DIRECTION: Reproduce the lines of the listing below verbatim.

(Layout element annotations)
<<<<

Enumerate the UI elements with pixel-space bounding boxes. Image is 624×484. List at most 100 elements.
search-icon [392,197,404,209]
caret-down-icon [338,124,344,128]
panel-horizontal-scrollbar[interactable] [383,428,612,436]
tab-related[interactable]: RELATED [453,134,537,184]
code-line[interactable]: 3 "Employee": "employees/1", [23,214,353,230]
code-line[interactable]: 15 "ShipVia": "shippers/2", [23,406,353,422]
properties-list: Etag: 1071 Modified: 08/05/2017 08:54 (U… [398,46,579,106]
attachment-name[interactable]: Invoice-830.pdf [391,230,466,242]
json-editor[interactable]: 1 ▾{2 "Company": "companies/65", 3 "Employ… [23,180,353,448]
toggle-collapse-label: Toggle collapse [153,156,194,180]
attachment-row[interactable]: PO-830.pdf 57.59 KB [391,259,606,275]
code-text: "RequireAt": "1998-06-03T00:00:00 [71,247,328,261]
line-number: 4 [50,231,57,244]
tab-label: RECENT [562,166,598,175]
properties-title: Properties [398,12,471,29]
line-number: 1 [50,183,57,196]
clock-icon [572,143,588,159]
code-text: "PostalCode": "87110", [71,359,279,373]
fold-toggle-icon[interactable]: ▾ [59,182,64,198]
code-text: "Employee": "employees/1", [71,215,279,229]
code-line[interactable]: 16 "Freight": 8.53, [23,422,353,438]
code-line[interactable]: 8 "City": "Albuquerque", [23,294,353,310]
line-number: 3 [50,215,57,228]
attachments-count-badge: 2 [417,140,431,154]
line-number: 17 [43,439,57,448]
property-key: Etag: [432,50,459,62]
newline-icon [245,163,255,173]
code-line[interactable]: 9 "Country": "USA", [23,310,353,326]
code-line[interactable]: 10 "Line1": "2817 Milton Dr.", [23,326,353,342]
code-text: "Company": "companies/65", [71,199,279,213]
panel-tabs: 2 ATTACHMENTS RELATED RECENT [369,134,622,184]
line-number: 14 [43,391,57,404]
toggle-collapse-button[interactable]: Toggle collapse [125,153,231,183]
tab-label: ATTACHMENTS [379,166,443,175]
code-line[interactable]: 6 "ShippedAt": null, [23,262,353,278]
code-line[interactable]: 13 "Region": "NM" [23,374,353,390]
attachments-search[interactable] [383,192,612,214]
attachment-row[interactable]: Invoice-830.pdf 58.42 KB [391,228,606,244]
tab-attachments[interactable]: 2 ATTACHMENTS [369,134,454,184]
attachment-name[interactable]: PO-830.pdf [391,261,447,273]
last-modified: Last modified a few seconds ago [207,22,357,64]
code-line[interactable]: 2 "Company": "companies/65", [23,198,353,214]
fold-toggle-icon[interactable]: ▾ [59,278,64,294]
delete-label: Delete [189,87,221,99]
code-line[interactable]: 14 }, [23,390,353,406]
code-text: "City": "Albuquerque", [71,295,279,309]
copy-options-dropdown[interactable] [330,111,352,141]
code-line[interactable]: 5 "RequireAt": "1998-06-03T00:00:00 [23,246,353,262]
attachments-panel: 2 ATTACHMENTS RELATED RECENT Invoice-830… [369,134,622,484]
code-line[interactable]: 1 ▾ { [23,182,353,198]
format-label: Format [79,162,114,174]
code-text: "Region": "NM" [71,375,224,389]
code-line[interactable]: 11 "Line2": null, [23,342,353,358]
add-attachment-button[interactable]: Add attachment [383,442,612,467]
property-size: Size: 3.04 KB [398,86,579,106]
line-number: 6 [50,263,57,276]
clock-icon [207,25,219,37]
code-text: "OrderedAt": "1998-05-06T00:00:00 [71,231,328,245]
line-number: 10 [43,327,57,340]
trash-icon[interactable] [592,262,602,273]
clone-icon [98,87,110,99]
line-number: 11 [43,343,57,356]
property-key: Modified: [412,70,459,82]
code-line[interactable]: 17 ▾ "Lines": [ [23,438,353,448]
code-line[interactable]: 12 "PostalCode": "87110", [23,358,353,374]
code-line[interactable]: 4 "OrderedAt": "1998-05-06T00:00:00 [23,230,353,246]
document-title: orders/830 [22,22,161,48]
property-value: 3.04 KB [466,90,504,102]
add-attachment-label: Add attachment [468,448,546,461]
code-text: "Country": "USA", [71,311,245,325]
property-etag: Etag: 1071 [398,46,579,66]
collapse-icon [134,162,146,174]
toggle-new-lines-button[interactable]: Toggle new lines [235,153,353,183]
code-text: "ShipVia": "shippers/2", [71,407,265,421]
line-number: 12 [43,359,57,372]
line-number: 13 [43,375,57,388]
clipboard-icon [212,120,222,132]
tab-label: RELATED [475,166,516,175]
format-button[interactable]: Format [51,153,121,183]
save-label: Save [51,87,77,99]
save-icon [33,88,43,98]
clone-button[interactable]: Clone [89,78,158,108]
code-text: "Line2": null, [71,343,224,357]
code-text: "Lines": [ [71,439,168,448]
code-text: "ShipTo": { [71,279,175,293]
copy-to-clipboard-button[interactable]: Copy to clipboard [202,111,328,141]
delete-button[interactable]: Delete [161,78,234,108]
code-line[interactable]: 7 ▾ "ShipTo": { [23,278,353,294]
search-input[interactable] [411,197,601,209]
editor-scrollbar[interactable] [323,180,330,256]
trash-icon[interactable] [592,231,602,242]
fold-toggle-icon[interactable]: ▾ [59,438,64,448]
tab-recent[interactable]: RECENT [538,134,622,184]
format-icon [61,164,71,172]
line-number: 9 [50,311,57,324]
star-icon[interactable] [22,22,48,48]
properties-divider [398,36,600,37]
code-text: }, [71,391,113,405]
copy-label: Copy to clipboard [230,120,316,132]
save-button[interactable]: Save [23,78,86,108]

>>>>

COMPLETED EXERCISE:
Enumerate the UI elements with pixel-space bounding boxes. Image is 624×484. List at most 100 elements.
search-icon [392,197,404,209]
caret-down-icon [338,124,344,128]
panel-horizontal-scrollbar[interactable] [383,428,612,436]
tab-related[interactable]: RELATED [453,134,537,184]
code-line[interactable]: 3 "Employee": "employees/1", [23,214,353,230]
code-line[interactable]: 15 "ShipVia": "shippers/2", [23,406,353,422]
properties-list: Etag: 1071 Modified: 08/05/2017 08:54 (U… [398,46,579,106]
attachment-name[interactable]: Invoice-830.pdf [391,230,466,242]
json-editor[interactable]: 1 ▾{2 "Company": "companies/65", 3 "Employ… [23,180,353,448]
toggle-collapse-label: Toggle collapse [153,156,194,180]
attachment-row[interactable]: PO-830.pdf 57.59 KB [391,259,606,275]
code-text: "RequireAt": "1998-06-03T00:00:00 [71,247,328,261]
line-number: 4 [50,231,57,244]
tab-label: RECENT [562,166,598,175]
properties-title: Properties [398,12,471,29]
line-number: 1 [50,183,57,196]
clock-icon [572,143,588,159]
code-text: "PostalCode": "87110", [71,359,279,373]
fold-toggle-icon[interactable]: ▾ [59,182,64,198]
code-text: "Employee": "employees/1", [71,215,279,229]
code-line[interactable]: 16 "Freight": 8.53, [23,422,353,438]
code-line[interactable]: 8 "City": "Albuquerque", [23,294,353,310]
line-number: 3 [50,215,57,228]
attachments-count-badge: 2 [417,140,431,154]
line-number: 17 [43,439,57,448]
property-key: Etag: [432,50,459,62]
newline-icon [245,163,255,173]
code-line[interactable]: 9 "Country": "USA", [23,310,353,326]
code-line[interactable]: 10 "Line1": "2817 Milton Dr.", [23,326,353,342]
code-text: "Company": "companies/65", [71,199,279,213]
panel-tabs: 2 ATTACHMENTS RELATED RECENT [369,134,622,184]
line-number: 14 [43,391,57,404]
toggle-collapse-button[interactable]: Toggle collapse [125,153,231,183]
tab-label: ATTACHMENTS [379,166,443,175]
code-line[interactable]: 6 "ShippedAt": null, [23,262,353,278]
code-line[interactable]: 13 "Region": "NM" [23,374,353,390]
attachments-search[interactable] [383,192,612,214]
attachment-row[interactable]: Invoice-830.pdf 58.42 KB [391,228,606,244]
tab-attachments[interactable]: 2 ATTACHMENTS [369,134,454,184]
attachment-name[interactable]: PO-830.pdf [391,261,447,273]
last-modified: Last modified a few seconds ago [207,22,357,64]
code-line[interactable]: 2 "Company": "companies/65", [23,198,353,214]
fold-toggle-icon[interactable]: ▾ [59,278,64,294]
delete-label: Delete [189,87,221,99]
code-line[interactable]: 14 }, [23,390,353,406]
code-text: "City": "Albuquerque", [71,295,279,309]
copy-options-dropdown[interactable] [330,111,352,141]
code-line[interactable]: 5 "RequireAt": "1998-06-03T00:00:00 [23,246,353,262]
attachments-panel: 2 ATTACHMENTS RELATED RECENT Invoice-830… [369,134,622,484]
code-line[interactable]: 1 ▾ { [23,182,353,198]
format-label: Format [79,162,114,174]
code-text: "Region": "NM" [71,375,224,389]
code-line[interactable]: 11 "Line2": null, [23,342,353,358]
add-attachment-button[interactable]: Add attachment [383,442,612,467]
property-size: Size: 3.04 KB [398,86,579,106]
line-number: 6 [50,263,57,276]
clock-icon [207,25,219,37]
code-text: "OrderedAt": "1998-05-06T00:00:00 [71,231,328,245]
line-number: 10 [43,327,57,340]
trash-icon[interactable] [592,262,602,273]
clone-icon [98,87,110,99]
line-number: 11 [43,343,57,356]
property-key: Modified: [412,70,459,82]
code-line[interactable]: 17 ▾ "Lines": [ [23,438,353,448]
code-line[interactable]: 12 "PostalCode": "87110", [23,358,353,374]
code-line[interactable]: 4 "OrderedAt": "1998-05-06T00:00:00 [23,230,353,246]
document-title: orders/830 [22,22,161,48]
property-value: 3.04 KB [466,90,504,102]
add-attachment-label: Add attachment [468,448,546,461]
code-text: "Country": "USA", [71,311,245,325]
property-etag: Etag: 1071 [398,46,579,66]
collapse-icon [134,162,146,174]
toggle-new-lines-button[interactable]: Toggle new lines [235,153,353,183]
code-text: "ShipVia": "shippers/2", [71,407,265,421]
line-number: 12 [43,359,57,372]
line-number: 13 [43,375,57,388]
clipboard-icon [212,120,222,132]
tab-label: RELATED [475,166,516,175]
format-button[interactable]: Format [51,153,121,183]
save-label: Save [51,87,77,99]
save-icon [33,88,43,98]
clone-button[interactable]: Clone [89,78,158,108]
code-text: "Line2": null, [71,343,224,357]
code-text: "Lines": [ [71,439,168,448]
code-text: "ShipTo": { [71,279,175,293]
copy-to-clipboard-button[interactable]: Copy to clipboard [202,111,328,141]
delete-button[interactable]: Delete [161,78,234,108]
code-line[interactable]: 7 ▾ "ShipTo": { [23,278,353,294]
search-input[interactable] [411,197,601,209]
editor-scrollbar[interactable] [323,180,330,256]
trash-icon[interactable] [592,231,602,242]
fold-toggle-icon[interactable]: ▾ [59,438,64,448]
tab-recent[interactable]: RECENT [538,134,622,184]
format-icon [61,164,71,172]
line-number: 9 [50,311,57,324]
star-icon[interactable] [22,22,48,48]
properties-divider [398,36,600,37]
code-text: }, [71,391,113,405]
copy-label: Copy to clipboard [230,120,316,132]
save-button[interactable]: Save [23,78,86,108]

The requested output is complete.